**MATERIAL SUPPLIED:**
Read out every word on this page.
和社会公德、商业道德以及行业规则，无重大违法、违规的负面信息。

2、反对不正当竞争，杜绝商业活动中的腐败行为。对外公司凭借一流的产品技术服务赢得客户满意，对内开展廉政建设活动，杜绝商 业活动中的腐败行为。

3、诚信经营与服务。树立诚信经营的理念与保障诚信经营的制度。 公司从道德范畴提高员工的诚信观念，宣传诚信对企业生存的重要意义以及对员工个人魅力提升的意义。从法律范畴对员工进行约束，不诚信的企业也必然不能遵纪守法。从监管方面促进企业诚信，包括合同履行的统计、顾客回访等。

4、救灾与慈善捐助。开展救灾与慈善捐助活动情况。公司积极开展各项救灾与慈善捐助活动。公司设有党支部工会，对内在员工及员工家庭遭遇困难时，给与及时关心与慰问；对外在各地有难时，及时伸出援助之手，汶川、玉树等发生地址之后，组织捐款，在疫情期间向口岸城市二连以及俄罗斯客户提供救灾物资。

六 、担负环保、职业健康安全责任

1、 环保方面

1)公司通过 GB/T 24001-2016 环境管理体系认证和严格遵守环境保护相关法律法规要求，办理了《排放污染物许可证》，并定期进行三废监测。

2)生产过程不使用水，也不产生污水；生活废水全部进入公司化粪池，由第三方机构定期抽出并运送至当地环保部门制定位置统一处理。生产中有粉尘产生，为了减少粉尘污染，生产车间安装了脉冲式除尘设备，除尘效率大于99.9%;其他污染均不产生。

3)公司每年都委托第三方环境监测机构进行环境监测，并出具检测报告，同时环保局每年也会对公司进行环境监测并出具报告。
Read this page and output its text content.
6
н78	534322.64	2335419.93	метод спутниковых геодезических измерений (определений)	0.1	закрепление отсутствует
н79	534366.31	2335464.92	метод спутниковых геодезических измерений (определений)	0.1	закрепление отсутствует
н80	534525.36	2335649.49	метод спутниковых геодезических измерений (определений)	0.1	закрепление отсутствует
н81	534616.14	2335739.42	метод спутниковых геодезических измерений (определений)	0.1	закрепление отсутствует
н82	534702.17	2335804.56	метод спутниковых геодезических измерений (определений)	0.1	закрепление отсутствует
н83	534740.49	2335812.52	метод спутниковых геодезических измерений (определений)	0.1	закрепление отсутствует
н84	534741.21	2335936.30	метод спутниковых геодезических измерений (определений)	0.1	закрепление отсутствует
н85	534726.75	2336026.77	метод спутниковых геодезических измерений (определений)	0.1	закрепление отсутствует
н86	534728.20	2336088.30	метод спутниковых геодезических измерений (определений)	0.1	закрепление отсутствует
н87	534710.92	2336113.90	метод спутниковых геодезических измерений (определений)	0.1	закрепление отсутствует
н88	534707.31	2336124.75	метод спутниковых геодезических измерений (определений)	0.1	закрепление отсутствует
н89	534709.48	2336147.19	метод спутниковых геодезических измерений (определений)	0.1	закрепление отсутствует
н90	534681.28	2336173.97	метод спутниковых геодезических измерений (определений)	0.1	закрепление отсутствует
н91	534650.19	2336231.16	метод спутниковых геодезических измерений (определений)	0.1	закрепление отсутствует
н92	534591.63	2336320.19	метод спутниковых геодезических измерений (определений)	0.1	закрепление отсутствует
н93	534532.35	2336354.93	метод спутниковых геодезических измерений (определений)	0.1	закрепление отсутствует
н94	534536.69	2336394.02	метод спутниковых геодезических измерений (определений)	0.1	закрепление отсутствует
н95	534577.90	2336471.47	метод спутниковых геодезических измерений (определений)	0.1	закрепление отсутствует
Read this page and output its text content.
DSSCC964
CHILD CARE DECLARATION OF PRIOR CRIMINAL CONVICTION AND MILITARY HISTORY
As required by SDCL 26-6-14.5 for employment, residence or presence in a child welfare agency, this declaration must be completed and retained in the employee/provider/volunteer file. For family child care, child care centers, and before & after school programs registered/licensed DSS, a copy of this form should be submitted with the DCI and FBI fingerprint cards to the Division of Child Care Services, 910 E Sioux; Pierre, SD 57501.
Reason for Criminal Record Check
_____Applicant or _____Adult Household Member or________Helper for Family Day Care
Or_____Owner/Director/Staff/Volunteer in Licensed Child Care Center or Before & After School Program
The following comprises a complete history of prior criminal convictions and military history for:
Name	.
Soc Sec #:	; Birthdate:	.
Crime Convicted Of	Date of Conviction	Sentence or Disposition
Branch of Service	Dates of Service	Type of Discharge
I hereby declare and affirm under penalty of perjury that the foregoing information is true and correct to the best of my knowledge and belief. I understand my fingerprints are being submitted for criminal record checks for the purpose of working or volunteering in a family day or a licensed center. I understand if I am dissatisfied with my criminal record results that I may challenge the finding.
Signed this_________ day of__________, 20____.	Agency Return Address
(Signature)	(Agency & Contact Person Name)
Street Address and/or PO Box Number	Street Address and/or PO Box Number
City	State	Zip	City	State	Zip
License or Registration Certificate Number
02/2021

**GIVEN PROBLEM:** Quote the entire listing above exactly.

**EXPECTED ANSWER:**
Read out every word on this page.
和社会公德、商业道德以及行业规则，无重大违法、违规的负面信息。

2、反对不正当竞争，杜绝商业活动中的腐败行为。对外公司凭借一流的产品技术服务赢得客户满意，对内开展廉政建设活动，杜绝商 业活动中的腐败行为。

3、诚信经营与服务。树立诚信经营的理念与保障诚信经营的制度。 公司从道德范畴提高员工的诚信观念，宣传诚信对企业生存的重要意义以及对员工个人魅力提升的意义。从法律范畴对员工进行约束，不诚信的企业也必然不能遵纪守法。从监管方面促进企业诚信，包括合同履行的统计、顾客回访等。

4、救灾与慈善捐助。开展救灾与慈善捐助活动情况。公司积极开展各项救灾与慈善捐助活动。公司设有党支部工会，对内在员工及员工家庭遭遇困难时，给与及时关心与慰问；对外在各地有难时，及时伸出援助之手，汶川、玉树等发生地址之后，组织捐款，在疫情期间向口岸城市二连以及俄罗斯客户提供救灾物资。

六 、担负环保、职业健康安全责任

1、 环保方面

1)公司通过 GB/T 24001-2016 环境管理体系认证和严格遵守环境保护相关法律法规要求，办理了《排放污染物许可证》，并定期进行三废监测。

2)生产过程不使用水，也不产生污水；生活废水全部进入公司化粪池，由第三方机构定期抽出并运送至当地环保部门制定位置统一处理。生产中有粉尘产生，为了减少粉尘污染，生产车间安装了脉冲式除尘设备，除尘效率大于99.9%;其他污染均不产生。

3)公司每年都委托第三方环境监测机构进行环境监测，并出具检测报告，同时环保局每年也会对公司进行环境监测并出具报告。
Read this page and output its text content.
6
н78	534322.64	2335419.93	метод спутниковых геодезических измерений (определений)	0.1	закрепление отсутствует
н79	534366.31	2335464.92	метод спутниковых геодезических измерений (определений)	0.1	закрепление отсутствует
н80	534525.36	2335649.49	метод спутниковых геодезических измерений (определений)	0.1	закрепление отсутствует
н81	534616.14	2335739.42	метод спутниковых геодезических измерений (определений)	0.1	закрепление отсутствует
н82	534702.17	2335804.56	метод спутниковых геодезических измерений (определений)	0.1	закрепление отсутствует
н83	534740.49	2335812.52	метод спутниковых геодезических измерений (определений)	0.1	закрепление отсутствует
н84	534741.21	2335936.30	метод спутниковых геодезических измерений (определений)	0.1	закрепление отсутствует
н85	534726.75	2336026.77	метод спутниковых геодезических измерений (определений)	0.1	закрепление отсутствует
н86	534728.20	2336088.30	метод спутниковых геодезических измерений (определений)	0.1	закрепление отсутствует
н87	534710.92	2336113.90	метод спутниковых геодезических измерений (определений)	0.1	закрепление отсутствует
н88	534707.31	2336124.75	метод спутниковых геодезических измерений (определений)	0.1	закрепление отсутствует
н89	534709.48	2336147.19	метод спутниковых геодезических измерений (определений)	0.1	закрепление отсутствует
н90	534681.28	2336173.97	метод спутниковых геодезических измерений (определений)	0.1	закрепление отсутствует
н91	534650.19	2336231.16	метод спутниковых геодезических измерений (определений)	0.1	закрепление отсутствует
н92	534591.63	2336320.19	метод спутниковых геодезических измерений (определений)	0.1	закрепление отсутствует
н93	534532.35	2336354.93	метод спутниковых геодезических измерений (определений)	0.1	закрепление отсутствует
н94	534536.69	2336394.02	метод спутниковых геодезических измерений (определений)	0.1	закрепление отсутствует
н95	534577.90	2336471.47	метод спутниковых геодезических измерений (определений)	0.1	закрепление отсутствует
Read this page and output its text content.
DSSCC964
CHILD CARE DECLARATION OF PRIOR CRIMINAL CONVICTION AND MILITARY HISTORY
As required by SDCL 26-6-14.5 for employment, residence or presence in a child welfare agency, this declaration must be completed and retained in the employee/provider/volunteer file. For family child care, child care centers, and before & after school programs registered/licensed DSS, a copy of this form should be submitted with the DCI and FBI fingerprint cards to the Division of Child Care Services, 910 E Sioux; Pierre, SD 57501.
Reason for Criminal Record Check
_____Applicant or _____Adult Household Member or________Helper for Family Day Care
Or_____Owner/Director/Staff/Volunteer in Licensed Child Care Center or Before & After School Program
The following comprises a complete history of prior criminal convictions and military history for:
Name	.
Soc Sec #:	; Birthdate:	.
Crime Convicted Of	Date of Conviction	Sentence or Disposition
Branch of Service	Dates of Service	Type of Discharge
I hereby declare and affirm under penalty of perjury that the foregoing information is true and correct to the best of my knowledge and belief. I understand my fingerprints are being submitted for criminal record checks for the purpose of working or volunteering in a family day or a licensed center. I understand if I am dissatisfied with my criminal record results that I may challenge the finding.
Signed this_________ day of__________, 20____.	Agency Return Address
(Signature)	(Agency & Contact Person Name)
Street Address and/or PO Box Number	Street Address and/or PO Box Number
City	State	Zip	City	State	Zip
License or Registration Certificate Number
02/2021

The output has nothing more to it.